[Begin Entries supplied]

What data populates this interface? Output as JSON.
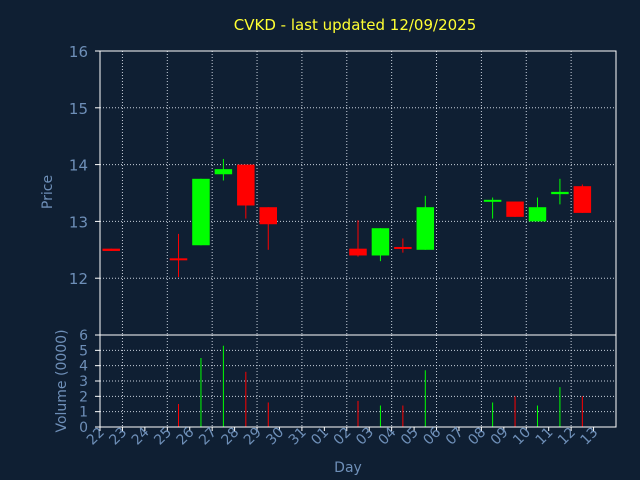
{
  "chart_data": {
    "type": "candlestick",
    "title": "CVKD - last updated 12/09/2025",
    "xlabel": "Day",
    "ylabel_price": "Price",
    "ylabel_volume": "Volume (0000)",
    "price_ylim": [
      11,
      16
    ],
    "price_ticks": [
      12,
      13,
      14,
      15,
      16
    ],
    "volume_ylim": [
      0,
      6
    ],
    "volume_ticks": [
      0,
      1,
      2,
      3,
      4,
      5,
      6
    ],
    "grid": true,
    "days": [
      "22",
      "23",
      "24",
      "25",
      "26",
      "27",
      "28",
      "29",
      "30",
      "31",
      "01",
      "02",
      "03",
      "04",
      "05",
      "06",
      "07",
      "08",
      "09",
      "10",
      "11",
      "12",
      "13"
    ],
    "candles": [
      {
        "day": "22",
        "open": 12.52,
        "high": 12.52,
        "low": 12.48,
        "close": 12.48,
        "volume": 0
      },
      {
        "day": "25",
        "open": 12.35,
        "high": 12.78,
        "low": 12.02,
        "close": 12.32,
        "volume": 1.5
      },
      {
        "day": "26",
        "open": 12.58,
        "high": 13.75,
        "low": 12.58,
        "close": 13.75,
        "volume": 4.5
      },
      {
        "day": "27",
        "open": 13.83,
        "high": 14.1,
        "low": 13.72,
        "close": 13.92,
        "volume": 5.3
      },
      {
        "day": "28",
        "open": 14.0,
        "high": 14.0,
        "low": 13.05,
        "close": 13.28,
        "volume": 3.6
      },
      {
        "day": "29",
        "open": 13.25,
        "high": 13.25,
        "low": 12.5,
        "close": 12.95,
        "volume": 1.6
      },
      {
        "day": "02",
        "open": 12.52,
        "high": 13.02,
        "low": 12.38,
        "close": 12.4,
        "volume": 1.7
      },
      {
        "day": "03",
        "open": 12.4,
        "high": 12.88,
        "low": 12.3,
        "close": 12.88,
        "volume": 1.4
      },
      {
        "day": "04",
        "open": 12.55,
        "high": 12.7,
        "low": 12.45,
        "close": 12.52,
        "volume": 1.4
      },
      {
        "day": "05",
        "open": 12.5,
        "high": 13.45,
        "low": 12.5,
        "close": 13.25,
        "volume": 3.7
      },
      {
        "day": "08",
        "open": 13.35,
        "high": 13.42,
        "low": 13.05,
        "close": 13.38,
        "volume": 1.6
      },
      {
        "day": "09",
        "open": 13.35,
        "high": 13.35,
        "low": 13.08,
        "close": 13.08,
        "volume": 2.0
      },
      {
        "day": "10",
        "open": 13.0,
        "high": 13.42,
        "low": 13.0,
        "close": 13.25,
        "volume": 1.4
      },
      {
        "day": "11",
        "open": 13.48,
        "high": 13.75,
        "low": 13.3,
        "close": 13.52,
        "volume": 2.6
      },
      {
        "day": "12",
        "open": 13.62,
        "high": 13.65,
        "low": 13.15,
        "close": 13.15,
        "volume": 2.0
      }
    ],
    "colors": {
      "up": "#00ff00",
      "down": "#ff0000",
      "grid": "#c8d0dc",
      "frame": "#ffffff",
      "text": "#6e8fb8",
      "title": "#ffff33",
      "background": "#0f1f33"
    }
  }
}
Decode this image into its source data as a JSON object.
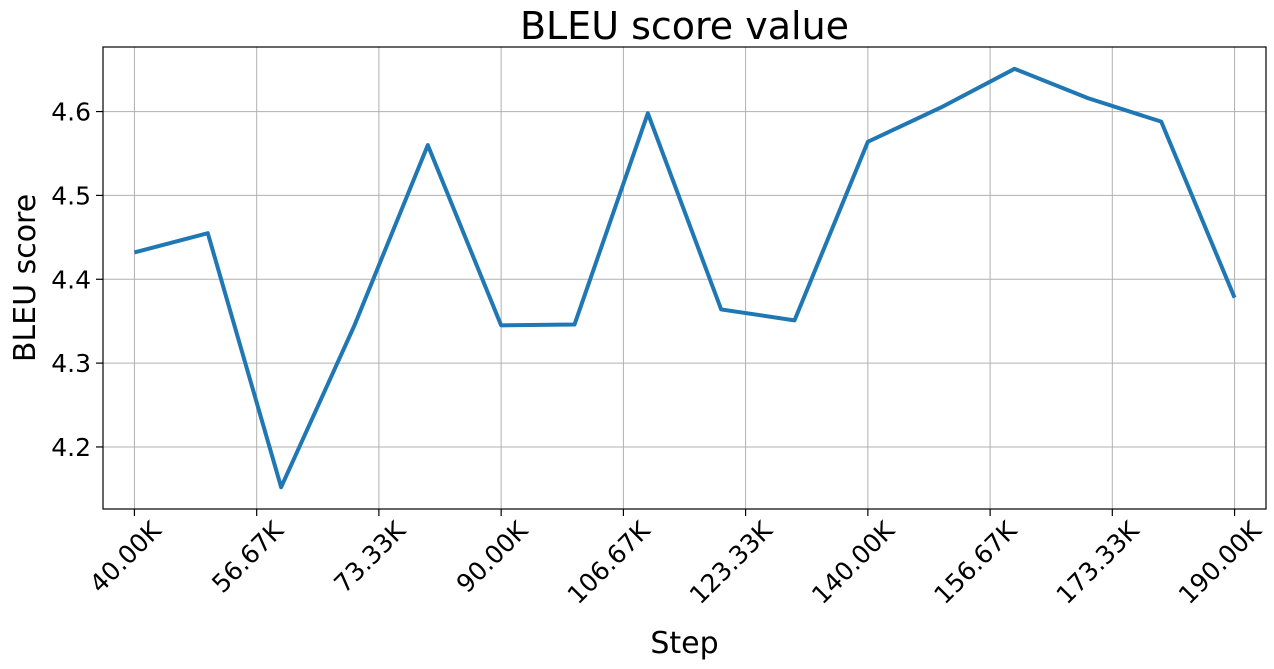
{
  "chart_data": {
    "type": "line",
    "title": "BLEU score value",
    "xlabel": "Step",
    "ylabel": "BLEU score",
    "grid": true,
    "legend": "none",
    "xlim": [
      35714,
      194286
    ],
    "ylim": [
      4.126,
      4.677
    ],
    "x_ticks": [
      40000,
      56670,
      73330,
      90000,
      106670,
      123330,
      140000,
      156670,
      173330,
      190000
    ],
    "x_tick_labels": [
      "40.00K",
      "56.67K",
      "73.33K",
      "90.00K",
      "106.67K",
      "123.33K",
      "140.00K",
      "156.67K",
      "173.33K",
      "190.00K"
    ],
    "y_ticks": [
      4.2,
      4.3,
      4.4,
      4.5,
      4.6
    ],
    "y_tick_labels": [
      "4.2",
      "4.3",
      "4.4",
      "4.5",
      "4.6"
    ],
    "series": [
      {
        "color": "#1f77b4",
        "x": [
          40000,
          50000,
          60000,
          70000,
          80000,
          90000,
          100000,
          110000,
          120000,
          130000,
          140000,
          150000,
          160000,
          170000,
          180000,
          190000
        ],
        "y": [
          4.432,
          4.455,
          4.152,
          4.345,
          4.56,
          4.345,
          4.346,
          4.598,
          4.364,
          4.351,
          4.564,
          4.605,
          4.651,
          4.616,
          4.588,
          4.378
        ]
      }
    ]
  }
}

[End Entries supplied]

> **Problem**: Exclude the pictures, and transcribe all of the material exactly.

> **Output**:
What data populates this interface? Output as JSON.
{
  "chart_data": {
    "type": "candlestick",
    "title": "CVKD - last updated 12/09/2025",
    "xlabel": "Day",
    "ylabel_price": "Price",
    "ylabel_volume": "Volume (0000)",
    "price_ylim": [
      11,
      16
    ],
    "price_ticks": [
      12,
      13,
      14,
      15,
      16
    ],
    "volume_ylim": [
      0,
      6
    ],
    "volume_ticks": [
      0,
      1,
      2,
      3,
      4,
      5,
      6
    ],
    "grid": true,
    "days": [
      "22",
      "23",
      "24",
      "25",
      "26",
      "27",
      "28",
      "29",
      "30",
      "31",
      "01",
      "02",
      "03",
      "04",
      "05",
      "06",
      "07",
      "08",
      "09",
      "10",
      "11",
      "12",
      "13"
    ],
    "candles": [
      {
        "day": "22",
        "open": 12.52,
        "high": 12.52,
        "low": 12.48,
        "close": 12.48,
        "volume": 0
      },
      {
        "day": "25",
        "open": 12.35,
        "high": 12.78,
        "low": 12.02,
        "close": 12.32,
        "volume": 1.5
      },
      {
        "day": "26",
        "open": 12.58,
        "high": 13.75,
        "low": 12.58,
        "close": 13.75,
        "volume": 4.5
      },
      {
        "day": "27",
        "open": 13.83,
        "high": 14.1,
        "low": 13.72,
        "close": 13.92,
        "volume": 5.3
      },
      {
        "day": "28",
        "open": 14.0,
        "high": 14.0,
        "low": 13.05,
        "close": 13.28,
        "volume": 3.6
      },
      {
        "day": "29",
        "open": 13.25,
        "high": 13.25,
        "low": 12.5,
        "close": 12.95,
        "volume": 1.6
      },
      {
        "day": "02",
        "open": 12.52,
        "high": 13.02,
        "low": 12.38,
        "close": 12.4,
        "volume": 1.7
      },
      {
        "day": "03",
        "open": 12.4,
        "high": 12.88,
        "low": 12.3,
        "close": 12.88,
        "volume": 1.4
      },
      {
        "day": "04",
        "open": 12.55,
        "high": 12.7,
        "low": 12.45,
        "close": 12.52,
        "volume": 1.4
      },
      {
        "day": "05",
        "open": 12.5,
        "high": 13.45,
        "low": 12.5,
        "close": 13.25,
        "volume": 3.7
      },
      {
        "day": "08",
        "open": 13.35,
        "high": 13.42,
        "low": 13.05,
        "close": 13.38,
        "volume": 1.6
      },
      {
        "day": "09",
        "open": 13.35,
        "high": 13.35,
        "low": 13.08,
        "close": 13.08,
        "volume": 2.0
      },
      {
        "day": "10",
        "open": 13.0,
        "high": 13.42,
        "low": 13.0,
        "close": 13.25,
        "volume": 1.4
      },
      {
        "day": "11",
        "open": 13.48,
        "high": 13.75,
        "low": 13.3,
        "close": 13.52,
        "volume": 2.6
      },
      {
        "day": "12",
        "open": 13.62,
        "high": 13.65,
        "low": 13.15,
        "close": 13.15,
        "volume": 2.0
      }
    ],
    "colors": {
      "up": "#00ff00",
      "down": "#ff0000",
      "grid": "#c8d0dc",
      "frame": "#ffffff",
      "text": "#6e8fb8",
      "title": "#ffff33",
      "background": "#0f1f33"
    }
  }
}
Decode this image into its source data as a JSON object.
{
  "chart_data": {
    "type": "line",
    "title": "BLEU score value",
    "xlabel": "Step",
    "ylabel": "BLEU score",
    "grid": true,
    "legend": "none",
    "xlim": [
      35714,
      194286
    ],
    "ylim": [
      4.126,
      4.677
    ],
    "x_ticks": [
      40000,
      56670,
      73330,
      90000,
      106670,
      123330,
      140000,
      156670,
      173330,
      190000
    ],
    "x_tick_labels": [
      "40.00K",
      "56.67K",
      "73.33K",
      "90.00K",
      "106.67K",
      "123.33K",
      "140.00K",
      "156.67K",
      "173.33K",
      "190.00K"
    ],
    "y_ticks": [
      4.2,
      4.3,
      4.4,
      4.5,
      4.6
    ],
    "y_tick_labels": [
      "4.2",
      "4.3",
      "4.4",
      "4.5",
      "4.6"
    ],
    "series": [
      {
        "color": "#1f77b4",
        "x": [
          40000,
          50000,
          60000,
          70000,
          80000,
          90000,
          100000,
          110000,
          120000,
          130000,
          140000,
          150000,
          160000,
          170000,
          180000,
          190000
        ],
        "y": [
          4.432,
          4.455,
          4.152,
          4.345,
          4.56,
          4.345,
          4.346,
          4.598,
          4.364,
          4.351,
          4.564,
          4.605,
          4.651,
          4.616,
          4.588,
          4.378
        ]
      }
    ]
  }
}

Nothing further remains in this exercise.